▶ [TO BE DONE] Arrange the stretch from the line containing "annotation: G bbox=[225, 79, 240, 94]" through the line containing "y2-tick-label: 40 bbox=[1024, 190, 1044, 205]" as a Markdown table with columns Row and Line, one row per line and blank lines omitted.
--- Start ---
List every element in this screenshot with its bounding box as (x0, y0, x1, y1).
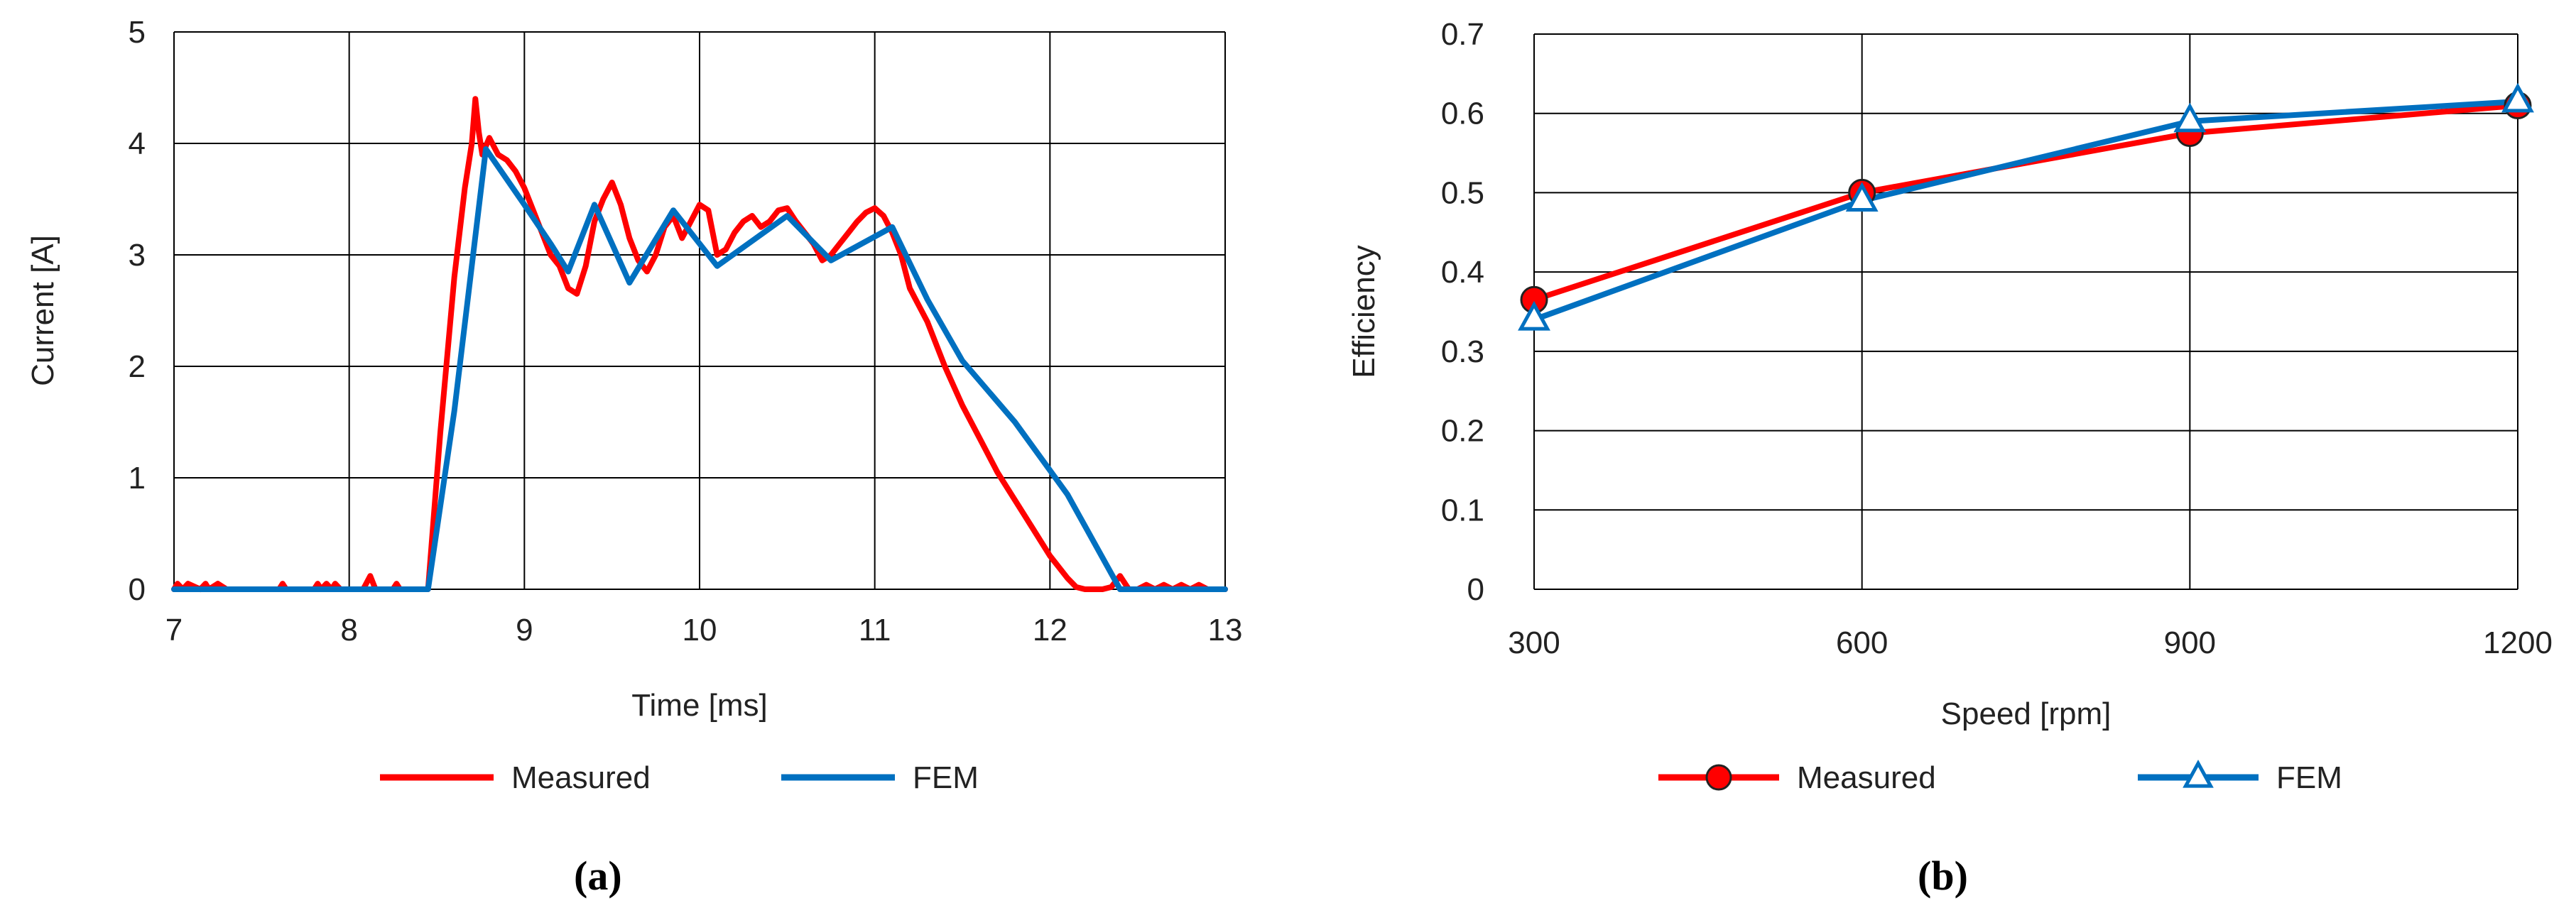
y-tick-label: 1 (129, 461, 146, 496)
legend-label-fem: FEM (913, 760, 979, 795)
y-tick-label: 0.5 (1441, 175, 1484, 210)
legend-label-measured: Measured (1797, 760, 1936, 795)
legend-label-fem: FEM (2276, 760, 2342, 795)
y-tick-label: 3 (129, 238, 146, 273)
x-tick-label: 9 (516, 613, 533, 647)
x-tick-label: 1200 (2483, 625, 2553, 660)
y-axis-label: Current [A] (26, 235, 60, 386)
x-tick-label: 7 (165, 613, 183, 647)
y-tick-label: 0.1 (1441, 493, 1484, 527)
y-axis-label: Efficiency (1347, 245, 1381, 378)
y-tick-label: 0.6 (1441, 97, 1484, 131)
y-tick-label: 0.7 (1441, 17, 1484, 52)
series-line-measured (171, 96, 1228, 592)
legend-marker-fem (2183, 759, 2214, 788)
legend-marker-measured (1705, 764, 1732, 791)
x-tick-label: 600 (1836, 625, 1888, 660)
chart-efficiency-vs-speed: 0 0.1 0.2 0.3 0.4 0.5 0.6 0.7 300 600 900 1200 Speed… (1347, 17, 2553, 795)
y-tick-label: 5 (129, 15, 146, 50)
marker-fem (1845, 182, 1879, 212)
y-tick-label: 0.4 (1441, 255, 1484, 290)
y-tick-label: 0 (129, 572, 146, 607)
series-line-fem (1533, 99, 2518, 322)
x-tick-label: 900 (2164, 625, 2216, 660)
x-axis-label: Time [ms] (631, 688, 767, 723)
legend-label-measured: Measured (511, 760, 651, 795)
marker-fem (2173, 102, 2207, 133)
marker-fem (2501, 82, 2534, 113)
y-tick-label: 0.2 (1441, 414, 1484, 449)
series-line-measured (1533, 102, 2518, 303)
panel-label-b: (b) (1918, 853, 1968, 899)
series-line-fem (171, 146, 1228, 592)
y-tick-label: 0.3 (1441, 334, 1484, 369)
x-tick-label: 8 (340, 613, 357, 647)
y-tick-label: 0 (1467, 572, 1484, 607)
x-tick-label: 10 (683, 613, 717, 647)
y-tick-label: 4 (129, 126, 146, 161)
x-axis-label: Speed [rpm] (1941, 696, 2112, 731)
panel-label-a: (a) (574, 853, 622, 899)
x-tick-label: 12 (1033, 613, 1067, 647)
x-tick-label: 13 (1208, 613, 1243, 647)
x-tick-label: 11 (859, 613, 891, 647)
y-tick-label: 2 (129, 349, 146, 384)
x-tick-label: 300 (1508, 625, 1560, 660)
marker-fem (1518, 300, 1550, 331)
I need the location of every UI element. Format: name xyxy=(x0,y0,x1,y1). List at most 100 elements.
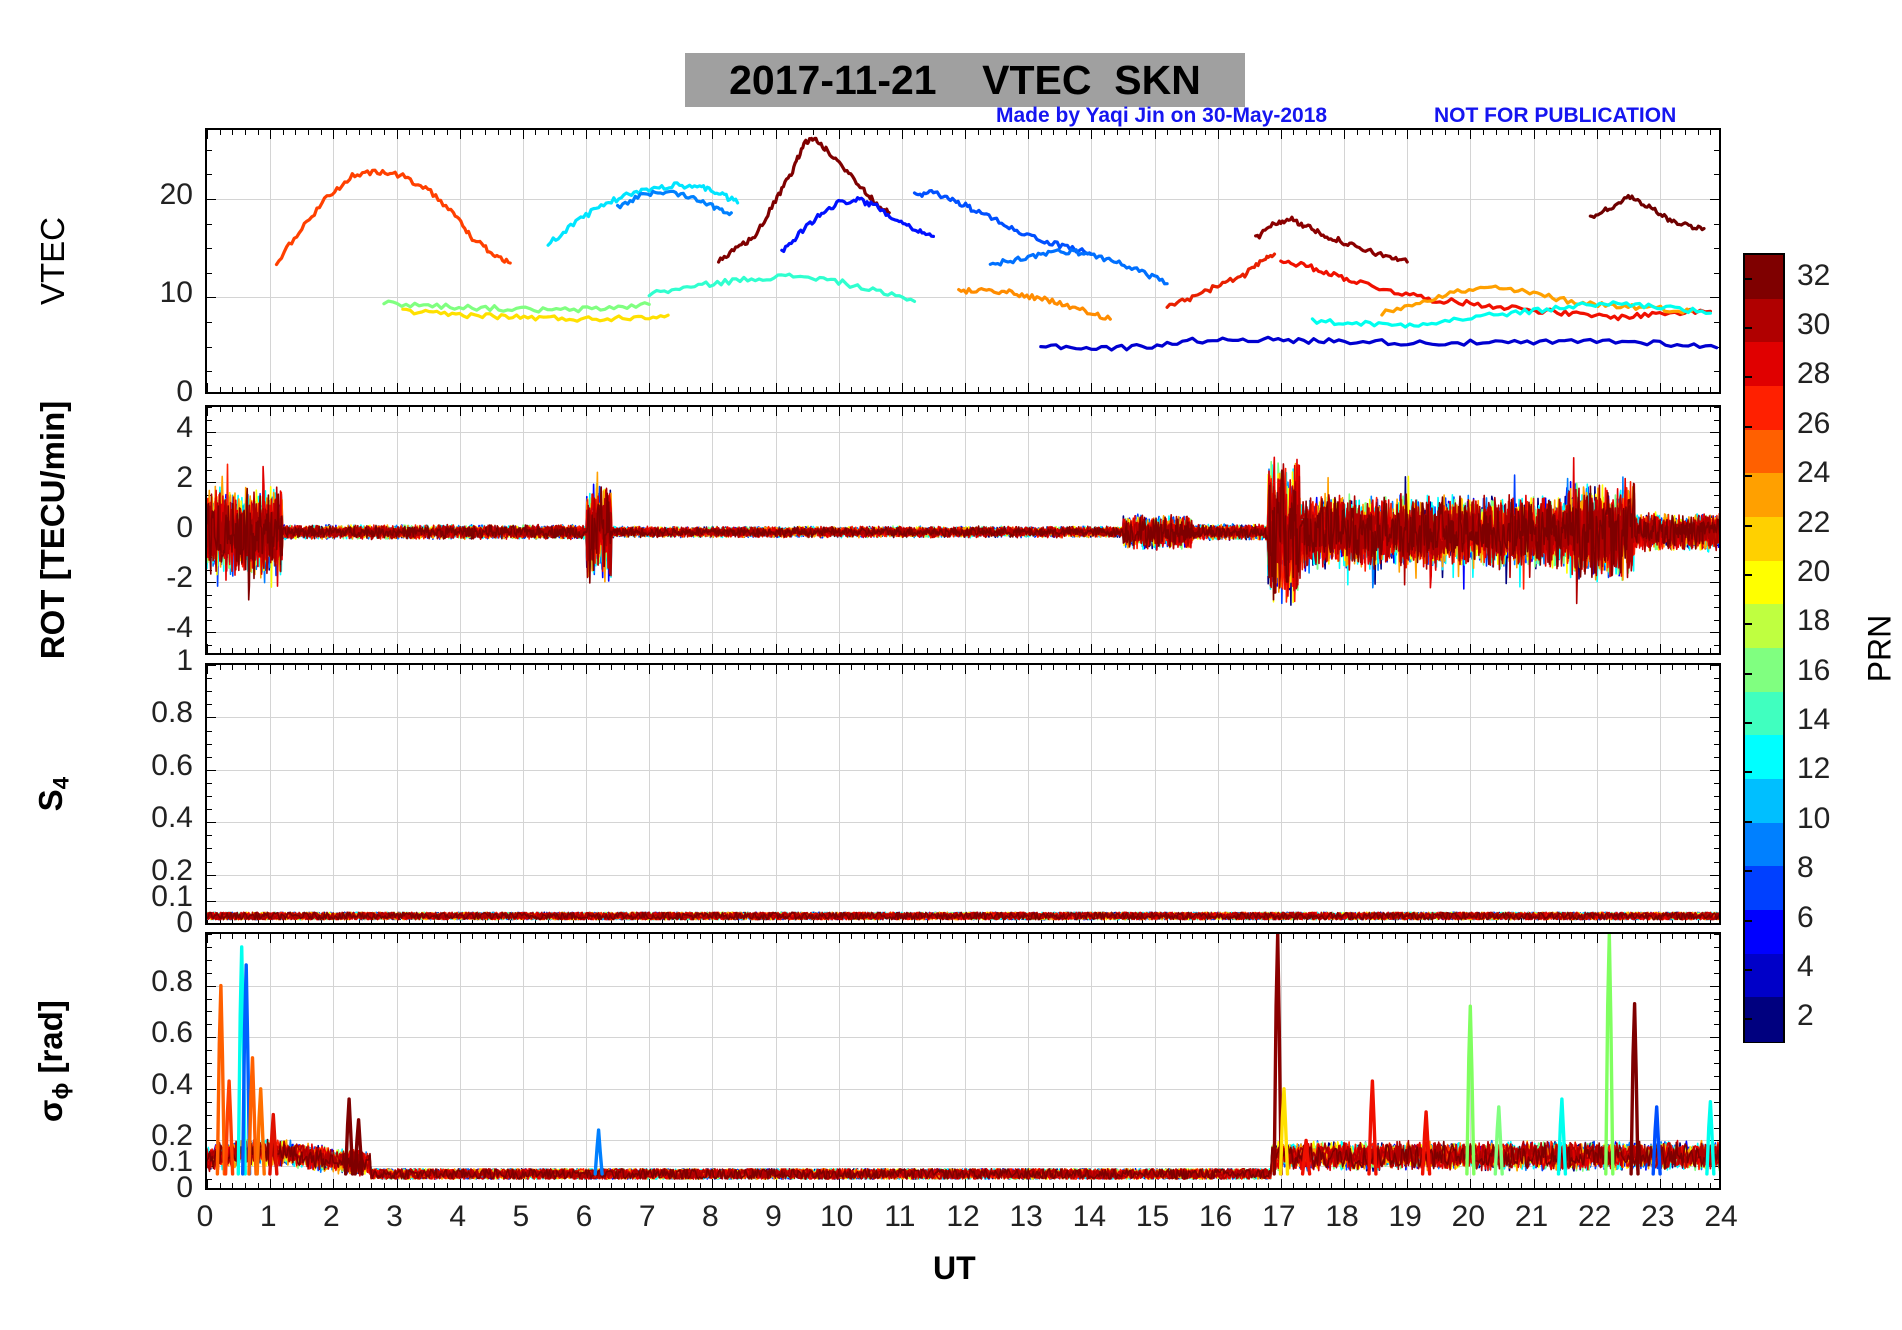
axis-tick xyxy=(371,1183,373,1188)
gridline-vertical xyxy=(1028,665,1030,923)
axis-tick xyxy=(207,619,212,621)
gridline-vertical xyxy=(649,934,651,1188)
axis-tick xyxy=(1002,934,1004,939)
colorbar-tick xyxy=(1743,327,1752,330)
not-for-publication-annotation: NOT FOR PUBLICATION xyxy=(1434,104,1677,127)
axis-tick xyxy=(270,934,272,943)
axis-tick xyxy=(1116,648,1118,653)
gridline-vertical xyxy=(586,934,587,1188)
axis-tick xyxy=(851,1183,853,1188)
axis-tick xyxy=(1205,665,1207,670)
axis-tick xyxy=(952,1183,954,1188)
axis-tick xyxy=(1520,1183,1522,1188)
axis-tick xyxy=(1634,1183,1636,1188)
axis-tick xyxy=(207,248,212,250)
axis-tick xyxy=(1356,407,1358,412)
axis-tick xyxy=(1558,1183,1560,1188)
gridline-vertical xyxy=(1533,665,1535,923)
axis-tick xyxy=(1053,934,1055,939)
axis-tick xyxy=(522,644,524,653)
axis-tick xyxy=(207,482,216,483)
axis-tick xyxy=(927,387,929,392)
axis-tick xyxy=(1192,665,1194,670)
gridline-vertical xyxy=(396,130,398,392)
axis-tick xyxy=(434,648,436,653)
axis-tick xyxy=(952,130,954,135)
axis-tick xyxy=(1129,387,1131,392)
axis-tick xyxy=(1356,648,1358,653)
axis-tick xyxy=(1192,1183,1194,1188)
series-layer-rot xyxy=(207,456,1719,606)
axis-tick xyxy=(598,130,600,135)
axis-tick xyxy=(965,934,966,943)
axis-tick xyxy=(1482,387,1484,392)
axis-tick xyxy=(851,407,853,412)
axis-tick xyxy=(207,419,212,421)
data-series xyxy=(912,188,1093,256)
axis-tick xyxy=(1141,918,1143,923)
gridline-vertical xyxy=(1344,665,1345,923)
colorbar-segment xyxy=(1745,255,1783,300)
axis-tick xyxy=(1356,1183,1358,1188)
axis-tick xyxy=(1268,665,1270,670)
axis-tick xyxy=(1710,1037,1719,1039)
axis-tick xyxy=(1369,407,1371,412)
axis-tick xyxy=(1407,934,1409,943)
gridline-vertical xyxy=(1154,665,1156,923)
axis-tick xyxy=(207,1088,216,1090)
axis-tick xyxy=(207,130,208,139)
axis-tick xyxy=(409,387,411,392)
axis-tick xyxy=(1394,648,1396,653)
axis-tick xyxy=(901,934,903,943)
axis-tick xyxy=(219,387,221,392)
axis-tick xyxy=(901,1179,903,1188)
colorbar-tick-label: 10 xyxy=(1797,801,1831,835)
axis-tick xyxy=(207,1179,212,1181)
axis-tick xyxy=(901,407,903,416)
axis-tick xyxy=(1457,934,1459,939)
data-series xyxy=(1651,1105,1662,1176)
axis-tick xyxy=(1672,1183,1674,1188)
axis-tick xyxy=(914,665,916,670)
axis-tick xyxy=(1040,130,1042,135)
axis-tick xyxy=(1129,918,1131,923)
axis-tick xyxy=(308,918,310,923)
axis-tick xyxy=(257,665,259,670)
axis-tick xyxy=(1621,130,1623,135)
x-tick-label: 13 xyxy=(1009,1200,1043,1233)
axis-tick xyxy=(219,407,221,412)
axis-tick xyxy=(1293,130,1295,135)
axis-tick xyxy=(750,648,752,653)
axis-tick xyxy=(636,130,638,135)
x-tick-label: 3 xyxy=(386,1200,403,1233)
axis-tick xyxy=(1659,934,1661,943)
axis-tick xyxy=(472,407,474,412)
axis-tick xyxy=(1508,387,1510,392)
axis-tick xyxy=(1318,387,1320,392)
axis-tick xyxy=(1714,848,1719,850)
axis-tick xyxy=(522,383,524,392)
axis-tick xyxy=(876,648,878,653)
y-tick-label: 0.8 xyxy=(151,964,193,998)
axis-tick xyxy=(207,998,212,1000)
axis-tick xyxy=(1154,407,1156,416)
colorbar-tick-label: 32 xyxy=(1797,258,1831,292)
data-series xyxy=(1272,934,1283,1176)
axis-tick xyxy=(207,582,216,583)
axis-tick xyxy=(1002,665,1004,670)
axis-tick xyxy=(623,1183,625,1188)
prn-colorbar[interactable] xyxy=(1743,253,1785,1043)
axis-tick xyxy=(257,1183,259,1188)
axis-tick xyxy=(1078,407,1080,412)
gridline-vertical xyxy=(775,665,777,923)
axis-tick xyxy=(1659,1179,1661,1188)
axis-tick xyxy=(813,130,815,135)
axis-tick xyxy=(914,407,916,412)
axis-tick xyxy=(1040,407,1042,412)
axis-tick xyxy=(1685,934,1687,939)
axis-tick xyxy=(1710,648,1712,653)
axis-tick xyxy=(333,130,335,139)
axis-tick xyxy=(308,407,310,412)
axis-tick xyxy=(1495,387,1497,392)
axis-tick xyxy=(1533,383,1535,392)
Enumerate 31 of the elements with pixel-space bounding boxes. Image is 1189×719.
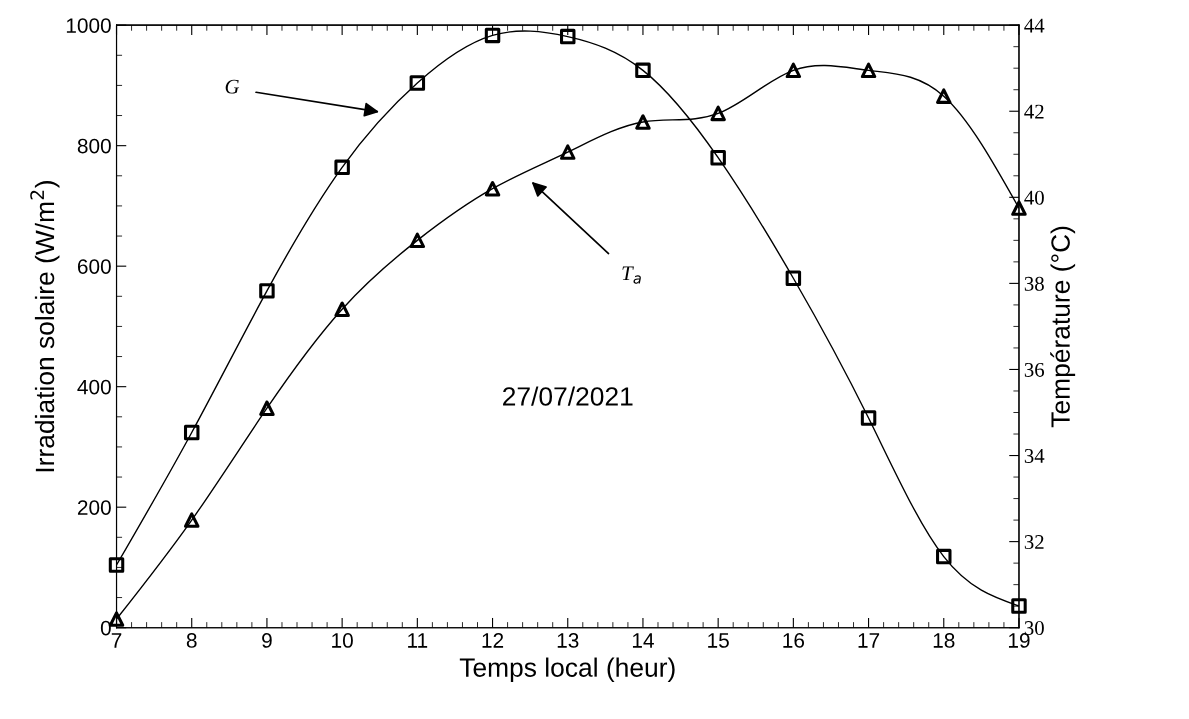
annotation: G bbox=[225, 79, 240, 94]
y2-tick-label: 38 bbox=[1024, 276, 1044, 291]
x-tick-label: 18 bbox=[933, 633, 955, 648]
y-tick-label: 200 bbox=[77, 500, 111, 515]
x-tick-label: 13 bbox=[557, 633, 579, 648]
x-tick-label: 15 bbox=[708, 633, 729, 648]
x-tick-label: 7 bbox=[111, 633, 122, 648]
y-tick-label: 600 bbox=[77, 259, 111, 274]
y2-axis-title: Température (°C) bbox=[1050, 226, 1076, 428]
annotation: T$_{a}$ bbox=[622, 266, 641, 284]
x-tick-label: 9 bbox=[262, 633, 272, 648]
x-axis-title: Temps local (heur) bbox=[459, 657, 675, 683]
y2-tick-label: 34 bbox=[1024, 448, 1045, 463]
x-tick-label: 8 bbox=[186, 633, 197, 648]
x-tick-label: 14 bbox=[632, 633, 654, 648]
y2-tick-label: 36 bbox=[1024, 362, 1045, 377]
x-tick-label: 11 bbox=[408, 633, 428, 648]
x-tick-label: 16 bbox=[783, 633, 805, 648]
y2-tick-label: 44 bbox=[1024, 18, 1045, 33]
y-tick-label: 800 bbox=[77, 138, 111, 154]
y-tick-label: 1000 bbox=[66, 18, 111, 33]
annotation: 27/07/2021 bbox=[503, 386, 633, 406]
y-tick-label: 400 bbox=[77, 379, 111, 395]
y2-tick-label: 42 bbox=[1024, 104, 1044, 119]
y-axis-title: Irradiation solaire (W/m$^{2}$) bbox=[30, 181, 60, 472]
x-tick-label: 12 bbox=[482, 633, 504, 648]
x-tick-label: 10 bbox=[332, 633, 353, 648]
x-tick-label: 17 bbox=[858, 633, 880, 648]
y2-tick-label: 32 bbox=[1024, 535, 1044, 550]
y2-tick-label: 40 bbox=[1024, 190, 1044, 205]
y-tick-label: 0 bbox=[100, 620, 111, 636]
--- End ---
▶ [WRITTEN SOLUTION]
| Row | Line |
|---|---|
| 1 | annotation: G bbox=[225, 79, 240, 94] |
| 2 | y2-tick-label: 38 bbox=[1024, 276, 1044, 291] |
| 3 | x-tick-label: 18 bbox=[933, 633, 955, 648] |
| 4 | y-tick-label: 200 bbox=[77, 500, 111, 515] |
| 5 | x-tick-label: 13 bbox=[557, 633, 579, 648] |
| 6 | x-tick-label: 15 bbox=[708, 633, 729, 648] |
| 7 | x-tick-label: 7 bbox=[111, 633, 122, 648] |
| 8 | y-tick-label: 600 bbox=[77, 259, 111, 274] |
| 9 | y2-axis-title: Température (°C) bbox=[1050, 226, 1076, 428] |
| 10 | annotation: T$_{a}$ bbox=[622, 266, 641, 284] |
| 11 | x-tick-label: 9 bbox=[262, 633, 272, 648] |
| 12 | x-axis-title: Temps local (heur) bbox=[459, 657, 675, 683] |
| 13 | y2-tick-label: 34 bbox=[1024, 448, 1045, 463] |
| 14 | x-tick-label: 8 bbox=[186, 633, 197, 648] |
| 15 | x-tick-label: 14 bbox=[632, 633, 654, 648] |
| 16 | y2-tick-label: 36 bbox=[1024, 362, 1045, 377] |
| 17 | x-tick-label: 11 bbox=[408, 633, 428, 648] |
| 18 | x-tick-label: 16 bbox=[783, 633, 805, 648] |
| 19 | y2-tick-label: 44 bbox=[1024, 18, 1045, 33] |
| 20 | y-tick-label: 800 bbox=[77, 138, 111, 154] |
| 21 | y-tick-label: 1000 bbox=[66, 18, 111, 33] |
| 22 | annotation: 27/07/2021 bbox=[503, 386, 633, 406] |
| 23 | y-tick-label: 400 bbox=[77, 379, 111, 395] |
| 24 | y2-tick-label: 42 bbox=[1024, 104, 1044, 119] |
| 25 | y-axis-title: Irradiation solaire (W/m$^{2}$) bbox=[30, 181, 60, 472] |
| 26 | x-tick-label: 12 bbox=[482, 633, 504, 648] |
| 27 | x-tick-label: 10 bbox=[332, 633, 353, 648] |
| 28 | x-tick-label: 17 bbox=[858, 633, 880, 648] |
| 29 | y2-tick-label: 32 bbox=[1024, 535, 1044, 550] |
| 30 | y2-tick-label: 40 bbox=[1024, 190, 1044, 205] |